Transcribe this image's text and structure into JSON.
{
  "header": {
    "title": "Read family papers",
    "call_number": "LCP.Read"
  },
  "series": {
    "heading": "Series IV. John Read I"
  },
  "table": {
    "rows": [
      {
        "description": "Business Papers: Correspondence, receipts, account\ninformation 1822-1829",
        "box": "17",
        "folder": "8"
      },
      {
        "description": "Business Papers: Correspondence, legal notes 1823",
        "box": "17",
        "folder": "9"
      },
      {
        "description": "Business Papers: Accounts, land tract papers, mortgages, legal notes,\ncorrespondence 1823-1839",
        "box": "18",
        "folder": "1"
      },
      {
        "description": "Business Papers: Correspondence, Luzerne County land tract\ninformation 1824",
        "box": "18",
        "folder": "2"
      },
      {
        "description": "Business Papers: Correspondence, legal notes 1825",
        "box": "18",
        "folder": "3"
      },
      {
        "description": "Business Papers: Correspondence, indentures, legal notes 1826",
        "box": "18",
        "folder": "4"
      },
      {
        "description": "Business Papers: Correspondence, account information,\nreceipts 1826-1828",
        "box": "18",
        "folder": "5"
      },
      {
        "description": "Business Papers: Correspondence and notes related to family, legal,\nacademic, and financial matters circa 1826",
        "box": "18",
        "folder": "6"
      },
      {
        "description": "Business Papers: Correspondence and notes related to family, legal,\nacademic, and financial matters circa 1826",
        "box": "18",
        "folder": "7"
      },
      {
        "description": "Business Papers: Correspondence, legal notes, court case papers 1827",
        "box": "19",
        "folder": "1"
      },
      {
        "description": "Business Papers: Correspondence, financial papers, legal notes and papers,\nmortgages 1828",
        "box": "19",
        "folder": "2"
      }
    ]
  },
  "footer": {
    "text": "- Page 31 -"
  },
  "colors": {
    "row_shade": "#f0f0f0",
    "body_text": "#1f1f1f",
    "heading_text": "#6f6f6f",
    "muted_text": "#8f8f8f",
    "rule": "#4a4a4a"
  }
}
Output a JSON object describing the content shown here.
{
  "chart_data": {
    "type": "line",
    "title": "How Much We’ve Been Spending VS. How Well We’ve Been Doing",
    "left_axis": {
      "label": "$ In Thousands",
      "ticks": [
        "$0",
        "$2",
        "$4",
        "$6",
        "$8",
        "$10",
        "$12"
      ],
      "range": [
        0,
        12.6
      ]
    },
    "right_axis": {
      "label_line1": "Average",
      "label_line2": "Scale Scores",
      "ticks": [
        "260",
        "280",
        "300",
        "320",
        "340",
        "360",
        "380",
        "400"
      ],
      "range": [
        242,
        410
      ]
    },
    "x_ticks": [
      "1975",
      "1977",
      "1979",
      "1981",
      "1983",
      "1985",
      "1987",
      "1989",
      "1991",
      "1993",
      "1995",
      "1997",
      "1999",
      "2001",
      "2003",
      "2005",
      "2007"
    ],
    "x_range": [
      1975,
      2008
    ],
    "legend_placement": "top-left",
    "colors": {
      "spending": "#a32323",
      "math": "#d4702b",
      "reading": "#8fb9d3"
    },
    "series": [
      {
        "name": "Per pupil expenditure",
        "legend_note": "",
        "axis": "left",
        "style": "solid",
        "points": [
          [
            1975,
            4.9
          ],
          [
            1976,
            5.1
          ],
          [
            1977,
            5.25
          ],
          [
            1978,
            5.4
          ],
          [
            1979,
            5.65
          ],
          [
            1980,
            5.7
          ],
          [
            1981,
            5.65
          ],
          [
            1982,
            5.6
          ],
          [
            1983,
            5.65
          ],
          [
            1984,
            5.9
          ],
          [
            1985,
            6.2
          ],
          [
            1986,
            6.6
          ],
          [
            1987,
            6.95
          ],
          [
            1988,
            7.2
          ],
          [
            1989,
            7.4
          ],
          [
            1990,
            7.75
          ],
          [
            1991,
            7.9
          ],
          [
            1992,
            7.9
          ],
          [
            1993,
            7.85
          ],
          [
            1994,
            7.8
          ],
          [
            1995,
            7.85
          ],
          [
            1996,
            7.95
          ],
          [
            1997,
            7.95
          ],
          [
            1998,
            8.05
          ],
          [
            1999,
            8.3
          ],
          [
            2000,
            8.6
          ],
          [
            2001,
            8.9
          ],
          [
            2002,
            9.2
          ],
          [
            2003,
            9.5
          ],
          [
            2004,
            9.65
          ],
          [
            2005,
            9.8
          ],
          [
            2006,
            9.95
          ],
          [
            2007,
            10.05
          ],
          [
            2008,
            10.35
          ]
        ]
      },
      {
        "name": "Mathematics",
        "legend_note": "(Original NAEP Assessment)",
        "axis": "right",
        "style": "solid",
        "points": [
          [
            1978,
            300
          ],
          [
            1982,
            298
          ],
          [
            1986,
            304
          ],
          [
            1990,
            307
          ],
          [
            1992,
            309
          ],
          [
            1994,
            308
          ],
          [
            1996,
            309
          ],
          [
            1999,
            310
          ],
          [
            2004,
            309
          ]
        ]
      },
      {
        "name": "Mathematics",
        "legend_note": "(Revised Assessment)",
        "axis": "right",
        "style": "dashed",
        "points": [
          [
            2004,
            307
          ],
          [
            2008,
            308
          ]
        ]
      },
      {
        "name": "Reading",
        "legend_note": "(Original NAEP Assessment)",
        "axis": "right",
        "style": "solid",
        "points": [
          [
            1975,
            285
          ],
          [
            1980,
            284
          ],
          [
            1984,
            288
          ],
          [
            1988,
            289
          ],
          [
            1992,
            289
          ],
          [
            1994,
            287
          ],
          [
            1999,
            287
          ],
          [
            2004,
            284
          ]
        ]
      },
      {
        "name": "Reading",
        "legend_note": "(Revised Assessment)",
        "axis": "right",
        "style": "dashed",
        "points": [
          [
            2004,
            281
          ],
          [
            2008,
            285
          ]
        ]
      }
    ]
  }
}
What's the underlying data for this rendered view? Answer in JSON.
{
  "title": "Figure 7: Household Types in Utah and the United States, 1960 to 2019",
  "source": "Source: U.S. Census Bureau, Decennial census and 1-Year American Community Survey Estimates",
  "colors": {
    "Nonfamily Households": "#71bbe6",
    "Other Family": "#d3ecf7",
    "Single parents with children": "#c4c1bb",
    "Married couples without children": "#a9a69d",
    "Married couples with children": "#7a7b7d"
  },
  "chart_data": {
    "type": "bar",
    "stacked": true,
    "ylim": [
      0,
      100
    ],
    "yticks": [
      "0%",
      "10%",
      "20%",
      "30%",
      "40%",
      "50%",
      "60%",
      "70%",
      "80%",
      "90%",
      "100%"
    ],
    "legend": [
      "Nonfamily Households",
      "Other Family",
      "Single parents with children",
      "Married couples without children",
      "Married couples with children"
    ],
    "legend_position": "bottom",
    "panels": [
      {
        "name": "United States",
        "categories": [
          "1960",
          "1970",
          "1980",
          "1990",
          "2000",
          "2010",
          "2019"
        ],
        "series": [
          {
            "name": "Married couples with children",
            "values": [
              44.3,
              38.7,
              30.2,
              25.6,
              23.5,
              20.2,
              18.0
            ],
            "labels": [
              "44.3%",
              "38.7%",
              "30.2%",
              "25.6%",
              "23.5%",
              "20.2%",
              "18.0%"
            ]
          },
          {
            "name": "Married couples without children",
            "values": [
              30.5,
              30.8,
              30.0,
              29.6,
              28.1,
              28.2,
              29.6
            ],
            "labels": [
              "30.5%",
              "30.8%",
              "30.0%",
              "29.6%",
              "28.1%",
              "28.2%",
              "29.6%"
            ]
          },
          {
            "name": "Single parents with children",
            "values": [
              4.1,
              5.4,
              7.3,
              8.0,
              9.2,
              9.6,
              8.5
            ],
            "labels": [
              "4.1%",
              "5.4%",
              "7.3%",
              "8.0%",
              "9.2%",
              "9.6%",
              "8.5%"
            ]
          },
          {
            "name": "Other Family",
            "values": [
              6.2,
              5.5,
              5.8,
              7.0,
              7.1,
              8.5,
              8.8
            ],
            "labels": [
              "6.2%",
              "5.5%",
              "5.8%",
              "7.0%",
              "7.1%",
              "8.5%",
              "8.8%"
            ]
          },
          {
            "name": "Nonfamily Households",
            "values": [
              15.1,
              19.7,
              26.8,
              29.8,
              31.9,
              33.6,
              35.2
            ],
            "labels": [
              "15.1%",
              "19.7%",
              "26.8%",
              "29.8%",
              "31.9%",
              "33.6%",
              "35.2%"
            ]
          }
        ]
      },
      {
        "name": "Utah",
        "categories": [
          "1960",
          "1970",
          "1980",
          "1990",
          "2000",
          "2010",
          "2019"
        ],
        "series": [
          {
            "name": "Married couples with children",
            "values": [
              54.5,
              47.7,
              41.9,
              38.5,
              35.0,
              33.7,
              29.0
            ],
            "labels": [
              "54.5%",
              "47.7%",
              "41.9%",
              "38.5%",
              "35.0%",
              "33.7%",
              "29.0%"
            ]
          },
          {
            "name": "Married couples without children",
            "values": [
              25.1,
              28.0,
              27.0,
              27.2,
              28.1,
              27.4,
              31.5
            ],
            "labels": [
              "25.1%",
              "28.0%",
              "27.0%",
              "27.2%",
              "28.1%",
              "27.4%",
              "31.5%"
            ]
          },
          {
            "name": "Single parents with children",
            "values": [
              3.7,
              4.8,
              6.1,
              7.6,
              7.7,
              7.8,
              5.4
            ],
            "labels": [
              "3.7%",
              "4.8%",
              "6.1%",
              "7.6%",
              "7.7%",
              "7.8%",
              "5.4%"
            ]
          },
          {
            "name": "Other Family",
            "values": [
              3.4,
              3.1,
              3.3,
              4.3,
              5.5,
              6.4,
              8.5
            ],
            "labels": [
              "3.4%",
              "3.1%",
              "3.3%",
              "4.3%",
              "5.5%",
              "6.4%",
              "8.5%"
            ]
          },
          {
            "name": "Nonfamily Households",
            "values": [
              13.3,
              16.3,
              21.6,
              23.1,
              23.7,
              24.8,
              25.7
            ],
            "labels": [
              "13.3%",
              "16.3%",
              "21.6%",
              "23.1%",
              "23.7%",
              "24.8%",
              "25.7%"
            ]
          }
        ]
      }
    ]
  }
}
=-=-=-=-=
Find each line holding the word "Households" and copy it.

    "Nonfamily Households": "#71bbe6",
      "Nonfamily Households",
            "name": "Nonfamily Households",
            "name": "Nonfamily Households",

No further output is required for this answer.